++++ Data listing ++++

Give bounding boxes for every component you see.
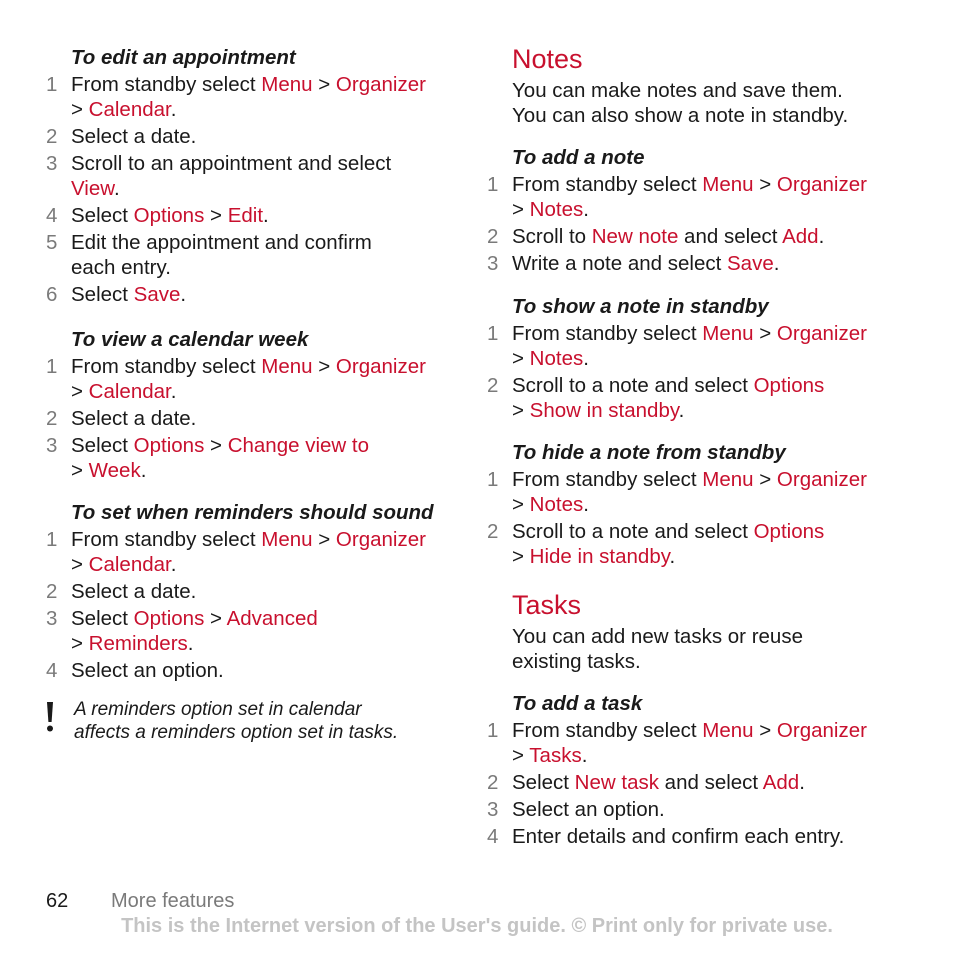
step-line [512, 824, 927, 849]
step-text [71, 406, 466, 431]
step-line [512, 321, 927, 346]
step-item [487, 251, 927, 276]
step-number: 4 [46, 204, 58, 227]
step-number: 4 [487, 825, 499, 848]
step-text [512, 797, 927, 822]
intro-line: You can make notes and save them. [512, 79, 843, 102]
step-number: 2 [487, 771, 499, 794]
step-line [71, 230, 466, 255]
step-list [46, 72, 466, 307]
menu-path-term: Menu [702, 468, 754, 491]
step-text-run: > [512, 198, 530, 221]
step-text-run: Scroll to a note and select [512, 520, 754, 543]
step-text-run: . [583, 493, 589, 516]
step-line [71, 255, 466, 280]
step-text-run: Select an option. [512, 798, 665, 821]
disclaimer: This is the Internet version of the User's guide. © Print only for private use. [121, 915, 833, 937]
procedure-view-calendar-week [46, 327, 466, 485]
menu-path-term: Organizer [335, 355, 426, 378]
step-number: 1 [487, 468, 499, 491]
step-item [46, 579, 466, 604]
step-text-run: Enter details and confirm each entry. [512, 825, 845, 848]
step-line [71, 433, 466, 458]
step-text-run: > [512, 744, 530, 767]
procedure-title: To set when reminders should sound [71, 501, 434, 524]
intro-line: You can also show a note in standby. [512, 104, 849, 127]
step-text-run: Select [71, 607, 134, 630]
procedure-add-note [487, 145, 927, 278]
step-line [71, 97, 466, 122]
procedure-title: To view a calendar week [71, 328, 309, 351]
tasks-intro [512, 624, 803, 674]
menu-path-term: Save [727, 252, 774, 275]
step-line [512, 224, 927, 249]
menu-path-term: Hide in standby [529, 545, 670, 568]
procedure-title: To add a task [512, 692, 643, 715]
step-text-run: > [312, 73, 336, 96]
menu-path-term: Organizer [776, 468, 867, 491]
step-line [512, 743, 927, 768]
exclamation-icon [46, 702, 54, 732]
menu-path-term: Organizer [776, 719, 867, 742]
step-line [512, 398, 927, 423]
step-text-run: > [204, 204, 228, 227]
step-line [71, 282, 466, 307]
step-line [71, 379, 466, 404]
step-text-run: > [753, 719, 777, 742]
menu-path-term: Save [133, 283, 181, 306]
menu-path-term: View [71, 177, 114, 200]
step-line [71, 606, 466, 631]
menu-path-term: Change view to [227, 434, 370, 457]
step-text [71, 658, 466, 683]
step-item [46, 282, 466, 307]
step-text [71, 230, 466, 280]
procedure-add-task [487, 691, 927, 851]
menu-path-term: Reminders [88, 632, 188, 655]
notes-intro [512, 78, 848, 128]
step-text-run: Scroll to an appointment and select [71, 152, 392, 175]
step-text-run: From standby select [512, 719, 703, 742]
menu-path-term: Organizer [335, 73, 426, 96]
step-text-run: . [170, 553, 177, 576]
step-text-run: Select [71, 204, 134, 227]
step-number: 1 [46, 528, 58, 551]
step-number: 2 [46, 407, 58, 430]
step-line [71, 72, 466, 97]
menu-path-term: Notes [529, 493, 584, 516]
step-text-run: Select [71, 434, 134, 457]
step-text-run: Edit the appointment and confirm [71, 231, 372, 254]
step-text-run: . [678, 399, 685, 422]
step-list [46, 354, 466, 483]
menu-path-term: New note [591, 225, 679, 248]
step-text-run: > [312, 355, 336, 378]
step-text-run: > [753, 468, 777, 491]
step-line [512, 346, 927, 371]
step-text-run: . [581, 744, 588, 767]
step-number: 2 [487, 374, 499, 397]
step-text [512, 251, 927, 276]
step-text [71, 124, 466, 149]
step-line [71, 658, 466, 683]
step-item [46, 230, 466, 280]
menu-path-term: Menu [261, 355, 313, 378]
step-number: 3 [46, 607, 58, 630]
step-number: 2 [487, 225, 499, 248]
step-text-run: From standby select [512, 173, 703, 196]
step-text-run: . [187, 632, 194, 655]
step-item [487, 321, 927, 371]
step-line [512, 492, 927, 517]
menu-path-term: Notes [529, 198, 584, 221]
step-text-run: . [170, 98, 177, 121]
step-item [487, 770, 927, 795]
section-name: More features [111, 890, 235, 912]
step-text-run: > [512, 399, 530, 422]
step-text-run: and select [658, 771, 763, 794]
step-number: 4 [46, 659, 58, 682]
step-list [46, 527, 466, 683]
step-text [71, 282, 466, 307]
step-list [487, 321, 927, 423]
step-item [46, 151, 466, 201]
step-number: 3 [46, 434, 58, 457]
step-item [487, 824, 927, 849]
step-text-run: Select a date. [71, 125, 197, 148]
step-line [71, 354, 466, 379]
menu-path-term: Add [782, 225, 819, 248]
step-text-run: and select [678, 225, 783, 248]
step-line [512, 797, 927, 822]
step-text-run: Write a note and select [512, 252, 727, 275]
step-text-run: > [512, 493, 530, 516]
step-list [487, 467, 927, 569]
step-text-run: > [753, 173, 777, 196]
step-list [487, 718, 927, 849]
step-number: 3 [487, 798, 499, 821]
step-text [71, 527, 466, 577]
step-text [512, 373, 927, 423]
menu-path-term: Menu [702, 719, 754, 742]
step-line [71, 579, 466, 604]
step-line [512, 544, 927, 569]
step-text-run: From standby select [71, 528, 262, 551]
step-item [46, 606, 466, 656]
step-item [487, 172, 927, 222]
step-line [71, 151, 466, 176]
step-text-run: > [512, 545, 530, 568]
step-text [512, 718, 927, 768]
step-line [71, 631, 466, 656]
step-item [487, 373, 927, 423]
step-item [487, 797, 927, 822]
menu-path-term: New task [574, 771, 659, 794]
menu-path-term: Organizer [335, 528, 426, 551]
step-text [71, 606, 466, 656]
step-text [71, 151, 466, 201]
step-line [71, 552, 466, 577]
step-text [71, 203, 466, 228]
step-line [512, 467, 927, 492]
step-text-run: From standby select [512, 322, 703, 345]
step-text [71, 72, 466, 122]
procedure-hide-note-standby [487, 440, 927, 571]
step-number: 5 [46, 231, 58, 254]
step-text-run: From standby select [71, 355, 262, 378]
menu-path-term: Menu [702, 173, 754, 196]
menu-path-term: Menu [261, 73, 313, 96]
step-text-run: Select [71, 283, 134, 306]
step-number: 2 [46, 125, 58, 148]
intro-line: You can add new tasks or reuse [512, 625, 803, 648]
step-number: 2 [46, 580, 58, 603]
section-heading-notes: Notes [512, 44, 583, 74]
note-line: affects a reminders option set in tasks. [74, 722, 399, 743]
step-line [71, 527, 466, 552]
step-text-run: > [204, 607, 227, 630]
menu-path-term: Tasks [529, 744, 582, 767]
menu-path-term: Notes [529, 347, 584, 370]
step-text [512, 172, 927, 222]
step-text [71, 579, 466, 604]
step-line [512, 172, 927, 197]
step-text-run: . [799, 771, 805, 794]
procedure-title: To add a note [512, 146, 645, 169]
menu-path-term: Calendar [88, 553, 171, 576]
menu-path-term: Options [133, 607, 205, 630]
step-text-run: Select an option. [71, 659, 224, 682]
step-text-run: From standby select [512, 468, 703, 491]
step-text [71, 433, 466, 483]
procedure-show-note-standby [487, 294, 927, 425]
note-callout [46, 698, 466, 752]
step-item [487, 519, 927, 569]
step-number: 1 [487, 719, 499, 742]
step-list [487, 172, 927, 276]
step-number: 1 [487, 173, 499, 196]
menu-path-term: Organizer [776, 173, 867, 196]
step-number: 3 [487, 252, 499, 275]
menu-path-term: Options [133, 434, 205, 457]
procedure-title: To show a note in standby [512, 295, 769, 318]
step-line [512, 718, 927, 743]
step-text-run: > [71, 632, 89, 655]
step-text-run: > [753, 322, 777, 345]
step-text-run: . [170, 380, 177, 403]
menu-path-term: Options [753, 520, 825, 543]
step-text-run: . [583, 198, 589, 221]
step-line [512, 197, 927, 222]
step-text-run: > [71, 459, 89, 482]
step-number: 1 [487, 322, 499, 345]
procedure-edit-appointment [46, 45, 466, 309]
menu-path-term: Menu [702, 322, 754, 345]
step-item [487, 467, 927, 517]
step-line [71, 124, 466, 149]
step-line [512, 519, 927, 544]
step-number: 3 [46, 152, 58, 175]
menu-path-term: Organizer [776, 322, 867, 345]
step-text-run: From standby select [71, 73, 262, 96]
step-text-run: . [583, 347, 589, 370]
step-text-run: . [140, 459, 147, 482]
menu-path-term: Edit [227, 204, 264, 227]
step-text [512, 224, 927, 249]
step-text [512, 467, 927, 517]
page-number: 62 [46, 890, 69, 912]
step-text-run: > [71, 553, 89, 576]
step-item [46, 527, 466, 577]
step-line [512, 373, 927, 398]
step-line [71, 458, 466, 483]
step-number: 2 [487, 520, 499, 543]
step-number: 1 [46, 73, 58, 96]
step-line [71, 176, 466, 201]
menu-path-term: Calendar [88, 98, 171, 121]
step-text-run: Scroll to a note and select [512, 374, 754, 397]
step-text-run: > [204, 434, 228, 457]
step-line [71, 406, 466, 431]
step-item [487, 224, 927, 249]
step-text [512, 321, 927, 371]
step-line [512, 770, 927, 795]
menu-path-term: Show in standby [529, 399, 679, 422]
step-text [512, 824, 927, 849]
menu-path-term: Options [753, 374, 825, 397]
menu-path-term: Calendar [88, 380, 171, 403]
step-line [512, 251, 927, 276]
step-text-run: . [180, 283, 187, 306]
step-text-run: > [71, 380, 89, 403]
note-text [74, 698, 398, 744]
menu-path-term: Add [762, 771, 800, 794]
step-item [487, 718, 927, 768]
procedure-title: To edit an appointment [71, 46, 296, 69]
step-line [71, 203, 466, 228]
step-text-run: . [818, 225, 825, 248]
step-text [512, 519, 927, 569]
step-text-run: > [312, 528, 336, 551]
step-text-run: . [669, 545, 676, 568]
step-text-run: . [113, 177, 120, 200]
step-number: 6 [46, 283, 58, 306]
step-item [46, 72, 466, 122]
step-text-run: . [773, 252, 780, 275]
step-item [46, 203, 466, 228]
step-text-run: Select a date. [71, 580, 197, 603]
menu-path-term: Week [88, 459, 141, 482]
step-item [46, 433, 466, 483]
step-text-run: . [263, 204, 269, 227]
step-text-run: Scroll to [512, 225, 592, 248]
step-text [512, 770, 927, 795]
step-number: 1 [46, 355, 58, 378]
step-item [46, 658, 466, 683]
step-item [46, 354, 466, 404]
menu-path-term: Options [133, 204, 205, 227]
note-line: A reminders option set in calendar [74, 699, 362, 720]
step-text-run: > [71, 98, 89, 121]
menu-path-term: Menu [261, 528, 313, 551]
step-text [71, 354, 466, 404]
step-item [46, 124, 466, 149]
procedure-set-reminders [46, 500, 466, 685]
procedure-title: To hide a note from standby [512, 441, 786, 464]
step-text-run: > [512, 347, 530, 370]
step-text-run: Select a date. [71, 407, 197, 430]
step-item [46, 406, 466, 431]
menu-path-term: Advanced [226, 607, 318, 630]
section-heading-tasks: Tasks [512, 590, 582, 620]
step-text-run: each entry. [71, 256, 171, 279]
step-text-run: Select [512, 771, 575, 794]
intro-line: existing tasks. [512, 650, 641, 673]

++++

### Task to complete
Starting with the line with "step-line [512, 824, 927, 849]" and going on through the line with "step-list [46, 72, 466, 307]", rewrite only those lines of the records, changing "step-number" to "step-index" and leaving everything else as it is.

### Result for this exercise
step-line [512, 824, 927, 849]
step-text [71, 406, 466, 431]
step-line [512, 321, 927, 346]
step-item [487, 251, 927, 276]
step-index: 4 [46, 204, 58, 227]
step-index: 4 [487, 825, 499, 848]
step-text [512, 797, 927, 822]
intro-line: You can make notes and save them. [512, 79, 843, 102]
step-index: 2 [487, 771, 499, 794]
step-line [71, 230, 466, 255]
step-list [46, 72, 466, 307]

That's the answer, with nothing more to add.